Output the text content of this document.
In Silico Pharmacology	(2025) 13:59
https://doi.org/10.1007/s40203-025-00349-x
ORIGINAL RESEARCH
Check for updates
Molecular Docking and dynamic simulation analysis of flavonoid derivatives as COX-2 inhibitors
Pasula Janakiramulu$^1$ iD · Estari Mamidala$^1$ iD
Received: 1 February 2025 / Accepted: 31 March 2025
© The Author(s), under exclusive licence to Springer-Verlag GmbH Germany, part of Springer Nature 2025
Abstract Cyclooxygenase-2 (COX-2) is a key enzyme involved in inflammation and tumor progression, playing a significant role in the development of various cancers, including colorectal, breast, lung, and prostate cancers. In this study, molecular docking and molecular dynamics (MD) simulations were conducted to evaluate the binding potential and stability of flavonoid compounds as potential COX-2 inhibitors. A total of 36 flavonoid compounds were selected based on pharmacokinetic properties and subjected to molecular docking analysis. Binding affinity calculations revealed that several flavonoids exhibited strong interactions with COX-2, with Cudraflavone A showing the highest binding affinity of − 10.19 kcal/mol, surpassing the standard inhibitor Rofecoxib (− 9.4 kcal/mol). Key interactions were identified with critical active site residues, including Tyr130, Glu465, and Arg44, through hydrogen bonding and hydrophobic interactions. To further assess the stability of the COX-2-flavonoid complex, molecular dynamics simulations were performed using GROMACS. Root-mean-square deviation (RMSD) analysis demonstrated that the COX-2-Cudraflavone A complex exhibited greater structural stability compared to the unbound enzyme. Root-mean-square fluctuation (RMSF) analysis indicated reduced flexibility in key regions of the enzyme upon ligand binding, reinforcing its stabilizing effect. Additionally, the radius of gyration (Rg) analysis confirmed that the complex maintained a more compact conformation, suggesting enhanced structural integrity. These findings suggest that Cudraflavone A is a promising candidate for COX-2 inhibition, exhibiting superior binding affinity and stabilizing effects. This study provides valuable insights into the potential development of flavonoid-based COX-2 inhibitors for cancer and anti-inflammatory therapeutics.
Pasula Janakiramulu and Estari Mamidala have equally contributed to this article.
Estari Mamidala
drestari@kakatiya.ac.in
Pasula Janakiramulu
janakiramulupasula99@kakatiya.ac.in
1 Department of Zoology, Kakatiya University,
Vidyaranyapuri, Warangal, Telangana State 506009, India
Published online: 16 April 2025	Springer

....

» **What is being asked**: Print the records above again, every one, exactly as written.

» **Answer to the problem**:
Output the text content of this document.
In Silico Pharmacology	(2025) 13:59
https://doi.org/10.1007/s40203-025-00349-x
ORIGINAL RESEARCH
Check for updates
Molecular Docking and dynamic simulation analysis of flavonoid derivatives as COX-2 inhibitors
Pasula Janakiramulu$^1$ iD · Estari Mamidala$^1$ iD
Received: 1 February 2025 / Accepted: 31 March 2025
© The Author(s), under exclusive licence to Springer-Verlag GmbH Germany, part of Springer Nature 2025
Abstract Cyclooxygenase-2 (COX-2) is a key enzyme involved in inflammation and tumor progression, playing a significant role in the development of various cancers, including colorectal, breast, lung, and prostate cancers. In this study, molecular docking and molecular dynamics (MD) simulations were conducted to evaluate the binding potential and stability of flavonoid compounds as potential COX-2 inhibitors. A total of 36 flavonoid compounds were selected based on pharmacokinetic properties and subjected to molecular docking analysis. Binding affinity calculations revealed that several flavonoids exhibited strong interactions with COX-2, with Cudraflavone A showing the highest binding affinity of − 10.19 kcal/mol, surpassing the standard inhibitor Rofecoxib (− 9.4 kcal/mol). Key interactions were identified with critical active site residues, including Tyr130, Glu465, and Arg44, through hydrogen bonding and hydrophobic interactions. To further assess the stability of the COX-2-flavonoid complex, molecular dynamics simulations were performed using GROMACS. Root-mean-square deviation (RMSD) analysis demonstrated that the COX-2-Cudraflavone A complex exhibited greater structural stability compared to the unbound enzyme. Root-mean-square fluctuation (RMSF) analysis indicated reduced flexibility in key regions of the enzyme upon ligand binding, reinforcing its stabilizing effect. Additionally, the radius of gyration (Rg) analysis confirmed that the complex maintained a more compact conformation, suggesting enhanced structural integrity. These findings suggest that Cudraflavone A is a promising candidate for COX-2 inhibition, exhibiting superior binding affinity and stabilizing effects. This study provides valuable insights into the potential development of flavonoid-based COX-2 inhibitors for cancer and anti-inflammatory therapeutics.
Pasula Janakiramulu and Estari Mamidala have equally contributed to this article.
Estari Mamidala
drestari@kakatiya.ac.in
Pasula Janakiramulu
janakiramulupasula99@kakatiya.ac.in
1 Department of Zoology, Kakatiya University,
Vidyaranyapuri, Warangal, Telangana State 506009, India
Published online: 16 April 2025	Springer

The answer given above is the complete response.